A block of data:
/---

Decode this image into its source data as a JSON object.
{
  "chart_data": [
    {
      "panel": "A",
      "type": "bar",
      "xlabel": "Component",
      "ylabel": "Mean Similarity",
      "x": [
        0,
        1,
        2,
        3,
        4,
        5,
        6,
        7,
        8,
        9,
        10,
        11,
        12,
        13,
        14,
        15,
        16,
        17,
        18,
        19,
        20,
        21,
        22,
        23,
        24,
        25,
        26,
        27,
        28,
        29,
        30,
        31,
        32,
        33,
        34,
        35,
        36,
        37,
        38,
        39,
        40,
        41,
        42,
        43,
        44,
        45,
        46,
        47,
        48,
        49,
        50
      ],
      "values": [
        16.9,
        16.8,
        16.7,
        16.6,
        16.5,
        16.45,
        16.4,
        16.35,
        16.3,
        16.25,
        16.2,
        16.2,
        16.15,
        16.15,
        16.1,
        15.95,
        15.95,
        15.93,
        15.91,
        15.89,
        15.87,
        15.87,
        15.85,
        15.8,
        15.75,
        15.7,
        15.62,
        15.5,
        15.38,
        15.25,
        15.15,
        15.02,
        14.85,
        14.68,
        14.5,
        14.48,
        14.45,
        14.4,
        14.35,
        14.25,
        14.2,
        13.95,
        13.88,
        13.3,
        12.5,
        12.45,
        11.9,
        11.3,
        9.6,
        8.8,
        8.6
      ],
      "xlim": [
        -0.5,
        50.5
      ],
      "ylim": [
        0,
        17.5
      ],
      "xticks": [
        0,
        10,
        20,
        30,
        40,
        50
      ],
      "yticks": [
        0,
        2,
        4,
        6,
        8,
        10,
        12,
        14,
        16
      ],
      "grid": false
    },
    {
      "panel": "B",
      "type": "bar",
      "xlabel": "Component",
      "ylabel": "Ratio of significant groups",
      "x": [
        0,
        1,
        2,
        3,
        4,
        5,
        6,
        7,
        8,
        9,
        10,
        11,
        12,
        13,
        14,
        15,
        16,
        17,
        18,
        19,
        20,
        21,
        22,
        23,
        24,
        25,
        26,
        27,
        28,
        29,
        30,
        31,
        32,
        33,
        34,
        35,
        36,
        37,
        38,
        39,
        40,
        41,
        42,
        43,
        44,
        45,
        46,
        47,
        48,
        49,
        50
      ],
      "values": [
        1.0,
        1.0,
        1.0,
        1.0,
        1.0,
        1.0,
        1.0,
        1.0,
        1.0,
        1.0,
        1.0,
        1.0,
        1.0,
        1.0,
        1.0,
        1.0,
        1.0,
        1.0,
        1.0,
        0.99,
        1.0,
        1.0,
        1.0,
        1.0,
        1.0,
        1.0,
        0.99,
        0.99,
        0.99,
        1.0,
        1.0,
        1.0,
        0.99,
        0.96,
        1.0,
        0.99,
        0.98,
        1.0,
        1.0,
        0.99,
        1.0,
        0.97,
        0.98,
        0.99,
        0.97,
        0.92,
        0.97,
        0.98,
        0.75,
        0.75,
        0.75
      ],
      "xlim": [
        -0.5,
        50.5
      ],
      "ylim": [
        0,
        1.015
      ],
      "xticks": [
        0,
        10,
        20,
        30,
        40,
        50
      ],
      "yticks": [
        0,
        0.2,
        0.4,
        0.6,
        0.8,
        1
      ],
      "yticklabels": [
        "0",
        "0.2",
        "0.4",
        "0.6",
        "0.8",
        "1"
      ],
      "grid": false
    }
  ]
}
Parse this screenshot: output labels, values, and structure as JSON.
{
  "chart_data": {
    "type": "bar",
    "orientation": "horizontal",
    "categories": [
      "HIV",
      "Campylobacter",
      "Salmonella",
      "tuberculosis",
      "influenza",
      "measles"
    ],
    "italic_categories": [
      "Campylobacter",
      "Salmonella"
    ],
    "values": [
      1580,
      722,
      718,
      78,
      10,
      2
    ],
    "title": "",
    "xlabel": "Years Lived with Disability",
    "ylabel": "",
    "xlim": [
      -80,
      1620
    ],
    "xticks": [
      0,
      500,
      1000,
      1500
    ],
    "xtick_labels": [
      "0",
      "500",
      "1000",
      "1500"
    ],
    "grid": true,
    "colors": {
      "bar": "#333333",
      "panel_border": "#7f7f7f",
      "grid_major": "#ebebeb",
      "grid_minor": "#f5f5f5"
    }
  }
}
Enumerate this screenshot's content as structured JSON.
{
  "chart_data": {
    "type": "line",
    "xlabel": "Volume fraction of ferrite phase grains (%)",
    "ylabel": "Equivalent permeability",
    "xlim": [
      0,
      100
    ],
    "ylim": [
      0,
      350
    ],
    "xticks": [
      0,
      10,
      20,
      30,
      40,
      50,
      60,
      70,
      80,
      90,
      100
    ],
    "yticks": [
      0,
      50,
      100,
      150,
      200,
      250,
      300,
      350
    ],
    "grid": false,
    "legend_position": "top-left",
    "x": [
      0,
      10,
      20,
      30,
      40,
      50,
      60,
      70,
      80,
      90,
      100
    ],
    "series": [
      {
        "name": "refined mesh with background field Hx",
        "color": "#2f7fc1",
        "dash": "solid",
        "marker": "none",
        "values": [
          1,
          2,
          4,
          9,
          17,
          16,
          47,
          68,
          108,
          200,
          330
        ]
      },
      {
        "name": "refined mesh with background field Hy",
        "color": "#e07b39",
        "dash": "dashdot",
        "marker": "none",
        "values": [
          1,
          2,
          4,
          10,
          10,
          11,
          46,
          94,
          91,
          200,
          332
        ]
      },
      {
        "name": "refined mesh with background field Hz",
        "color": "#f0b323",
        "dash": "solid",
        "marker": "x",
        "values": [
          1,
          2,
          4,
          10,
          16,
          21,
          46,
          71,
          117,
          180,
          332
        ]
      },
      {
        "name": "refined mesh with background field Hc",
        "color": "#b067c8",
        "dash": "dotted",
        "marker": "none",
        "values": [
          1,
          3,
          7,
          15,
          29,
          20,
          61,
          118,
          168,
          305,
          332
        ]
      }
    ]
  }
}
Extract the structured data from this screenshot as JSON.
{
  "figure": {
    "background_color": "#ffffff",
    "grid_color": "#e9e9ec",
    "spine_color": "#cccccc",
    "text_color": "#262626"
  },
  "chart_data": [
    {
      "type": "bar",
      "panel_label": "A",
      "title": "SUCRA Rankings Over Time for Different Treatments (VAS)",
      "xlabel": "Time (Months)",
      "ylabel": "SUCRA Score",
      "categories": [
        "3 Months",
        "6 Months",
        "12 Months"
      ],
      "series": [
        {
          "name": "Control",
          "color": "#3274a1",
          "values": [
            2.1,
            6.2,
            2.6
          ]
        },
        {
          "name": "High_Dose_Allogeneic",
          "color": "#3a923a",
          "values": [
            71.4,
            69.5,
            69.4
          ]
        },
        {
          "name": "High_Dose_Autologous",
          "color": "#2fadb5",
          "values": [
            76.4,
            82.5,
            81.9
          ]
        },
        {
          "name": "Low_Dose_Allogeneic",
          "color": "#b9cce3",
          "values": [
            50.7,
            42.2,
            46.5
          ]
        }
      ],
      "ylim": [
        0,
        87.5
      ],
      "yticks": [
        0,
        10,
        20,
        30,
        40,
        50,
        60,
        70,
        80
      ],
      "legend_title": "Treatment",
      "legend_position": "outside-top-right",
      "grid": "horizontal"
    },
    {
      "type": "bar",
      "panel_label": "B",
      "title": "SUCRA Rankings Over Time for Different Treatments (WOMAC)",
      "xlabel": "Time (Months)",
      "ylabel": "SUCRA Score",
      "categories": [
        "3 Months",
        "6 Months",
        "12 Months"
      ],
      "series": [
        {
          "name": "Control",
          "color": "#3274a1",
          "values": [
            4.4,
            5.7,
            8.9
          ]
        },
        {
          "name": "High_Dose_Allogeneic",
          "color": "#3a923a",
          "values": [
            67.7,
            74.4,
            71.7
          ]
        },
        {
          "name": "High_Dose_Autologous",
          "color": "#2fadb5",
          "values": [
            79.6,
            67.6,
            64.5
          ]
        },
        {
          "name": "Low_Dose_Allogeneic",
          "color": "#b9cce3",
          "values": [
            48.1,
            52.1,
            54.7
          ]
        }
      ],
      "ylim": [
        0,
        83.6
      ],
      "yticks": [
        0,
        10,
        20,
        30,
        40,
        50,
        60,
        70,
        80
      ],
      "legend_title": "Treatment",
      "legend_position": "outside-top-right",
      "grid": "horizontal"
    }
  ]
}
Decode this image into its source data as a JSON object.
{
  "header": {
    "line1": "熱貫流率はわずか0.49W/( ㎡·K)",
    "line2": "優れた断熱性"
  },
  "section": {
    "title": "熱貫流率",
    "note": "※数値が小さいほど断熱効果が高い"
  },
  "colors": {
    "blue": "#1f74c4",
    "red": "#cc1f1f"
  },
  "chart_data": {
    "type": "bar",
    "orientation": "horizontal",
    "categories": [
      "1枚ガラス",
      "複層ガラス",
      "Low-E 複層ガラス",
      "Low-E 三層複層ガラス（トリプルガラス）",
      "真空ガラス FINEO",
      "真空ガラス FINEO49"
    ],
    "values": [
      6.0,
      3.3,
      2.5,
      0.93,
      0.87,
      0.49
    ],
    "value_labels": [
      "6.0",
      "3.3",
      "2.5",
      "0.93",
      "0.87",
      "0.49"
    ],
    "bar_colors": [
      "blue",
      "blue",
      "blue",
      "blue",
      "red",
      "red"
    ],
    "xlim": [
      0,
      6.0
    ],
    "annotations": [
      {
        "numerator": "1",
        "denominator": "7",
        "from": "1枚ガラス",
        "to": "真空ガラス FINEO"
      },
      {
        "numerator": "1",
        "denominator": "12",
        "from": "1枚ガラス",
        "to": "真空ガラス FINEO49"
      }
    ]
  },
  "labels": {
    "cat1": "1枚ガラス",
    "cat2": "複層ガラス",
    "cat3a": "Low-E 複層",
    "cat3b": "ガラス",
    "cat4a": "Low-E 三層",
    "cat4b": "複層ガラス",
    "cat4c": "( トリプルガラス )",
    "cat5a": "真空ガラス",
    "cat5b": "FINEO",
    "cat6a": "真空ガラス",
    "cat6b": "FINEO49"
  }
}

\---

:: YOUR GOAL ::
Extract, from the material above, each line holding the word "Treatments".

:: OUTPUT BELOW ::
      "title": "SUCRA Rankings Over Time for Different Treatments (VAS)",
      "title": "SUCRA Rankings Over Time for Different Treatments (WOMAC)",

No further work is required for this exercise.